Reproduce all of the data word for word.
* begin Records to process *
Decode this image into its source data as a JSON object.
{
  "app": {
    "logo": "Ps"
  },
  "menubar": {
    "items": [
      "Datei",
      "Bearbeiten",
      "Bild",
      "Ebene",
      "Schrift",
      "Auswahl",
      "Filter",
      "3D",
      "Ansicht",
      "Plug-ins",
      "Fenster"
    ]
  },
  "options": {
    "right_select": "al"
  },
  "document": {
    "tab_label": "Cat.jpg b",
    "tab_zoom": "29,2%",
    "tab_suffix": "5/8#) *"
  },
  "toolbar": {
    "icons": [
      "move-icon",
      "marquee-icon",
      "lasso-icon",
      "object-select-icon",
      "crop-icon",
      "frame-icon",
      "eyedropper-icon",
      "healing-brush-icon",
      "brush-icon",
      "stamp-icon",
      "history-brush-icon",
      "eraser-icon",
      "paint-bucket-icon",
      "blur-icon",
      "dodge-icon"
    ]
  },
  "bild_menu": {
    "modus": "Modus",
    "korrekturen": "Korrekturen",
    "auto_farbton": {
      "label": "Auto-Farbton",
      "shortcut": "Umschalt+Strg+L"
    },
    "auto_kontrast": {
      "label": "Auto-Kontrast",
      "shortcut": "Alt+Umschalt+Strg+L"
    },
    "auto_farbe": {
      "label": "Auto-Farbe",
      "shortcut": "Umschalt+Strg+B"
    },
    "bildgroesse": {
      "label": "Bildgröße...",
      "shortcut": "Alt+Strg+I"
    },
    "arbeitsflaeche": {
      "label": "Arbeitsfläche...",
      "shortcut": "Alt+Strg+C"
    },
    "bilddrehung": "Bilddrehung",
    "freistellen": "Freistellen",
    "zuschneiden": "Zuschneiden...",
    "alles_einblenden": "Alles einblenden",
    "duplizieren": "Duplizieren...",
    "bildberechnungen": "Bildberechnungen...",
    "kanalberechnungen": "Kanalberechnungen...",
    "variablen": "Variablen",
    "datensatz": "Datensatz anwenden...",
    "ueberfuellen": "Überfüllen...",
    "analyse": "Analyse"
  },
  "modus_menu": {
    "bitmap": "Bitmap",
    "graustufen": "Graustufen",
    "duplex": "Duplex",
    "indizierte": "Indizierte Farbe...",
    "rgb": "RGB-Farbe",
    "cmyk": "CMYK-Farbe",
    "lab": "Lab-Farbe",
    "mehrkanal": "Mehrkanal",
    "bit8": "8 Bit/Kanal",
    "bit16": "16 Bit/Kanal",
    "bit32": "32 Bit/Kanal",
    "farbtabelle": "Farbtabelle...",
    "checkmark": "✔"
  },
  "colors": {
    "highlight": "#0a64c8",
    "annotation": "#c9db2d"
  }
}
* end Records to process *
*Result for this exercise*
Decode this image into its source data as a JSON object.
{
  "app": {
    "logo": "Ps"
  },
  "menubar": {
    "items": [
      "Datei",
      "Bearbeiten",
      "Bild",
      "Ebene",
      "Schrift",
      "Auswahl",
      "Filter",
      "3D",
      "Ansicht",
      "Plug-ins",
      "Fenster"
    ]
  },
  "options": {
    "right_select": "al"
  },
  "document": {
    "tab_label": "Cat.jpg b",
    "tab_zoom": "29,2%",
    "tab_suffix": "5/8#) *"
  },
  "toolbar": {
    "icons": [
      "move-icon",
      "marquee-icon",
      "lasso-icon",
      "object-select-icon",
      "crop-icon",
      "frame-icon",
      "eyedropper-icon",
      "healing-brush-icon",
      "brush-icon",
      "stamp-icon",
      "history-brush-icon",
      "eraser-icon",
      "paint-bucket-icon",
      "blur-icon",
      "dodge-icon"
    ]
  },
  "bild_menu": {
    "modus": "Modus",
    "korrekturen": "Korrekturen",
    "auto_farbton": {
      "label": "Auto-Farbton",
      "shortcut": "Umschalt+Strg+L"
    },
    "auto_kontrast": {
      "label": "Auto-Kontrast",
      "shortcut": "Alt+Umschalt+Strg+L"
    },
    "auto_farbe": {
      "label": "Auto-Farbe",
      "shortcut": "Umschalt+Strg+B"
    },
    "bildgroesse": {
      "label": "Bildgröße...",
      "shortcut": "Alt+Strg+I"
    },
    "arbeitsflaeche": {
      "label": "Arbeitsfläche...",
      "shortcut": "Alt+Strg+C"
    },
    "bilddrehung": "Bilddrehung",
    "freistellen": "Freistellen",
    "zuschneiden": "Zuschneiden...",
    "alles_einblenden": "Alles einblenden",
    "duplizieren": "Duplizieren...",
    "bildberechnungen": "Bildberechnungen...",
    "kanalberechnungen": "Kanalberechnungen...",
    "variablen": "Variablen",
    "datensatz": "Datensatz anwenden...",
    "ueberfuellen": "Überfüllen...",
    "analyse": "Analyse"
  },
  "modus_menu": {
    "bitmap": "Bitmap",
    "graustufen": "Graustufen",
    "duplex": "Duplex",
    "indizierte": "Indizierte Farbe...",
    "rgb": "RGB-Farbe",
    "cmyk": "CMYK-Farbe",
    "lab": "Lab-Farbe",
    "mehrkanal": "Mehrkanal",
    "bit8": "8 Bit/Kanal",
    "bit16": "16 Bit/Kanal",
    "bit32": "32 Bit/Kanal",
    "farbtabelle": "Farbtabelle...",
    "checkmark": "✔"
  },
  "colors": {
    "highlight": "#0a64c8",
    "annotation": "#c9db2d"
  }
}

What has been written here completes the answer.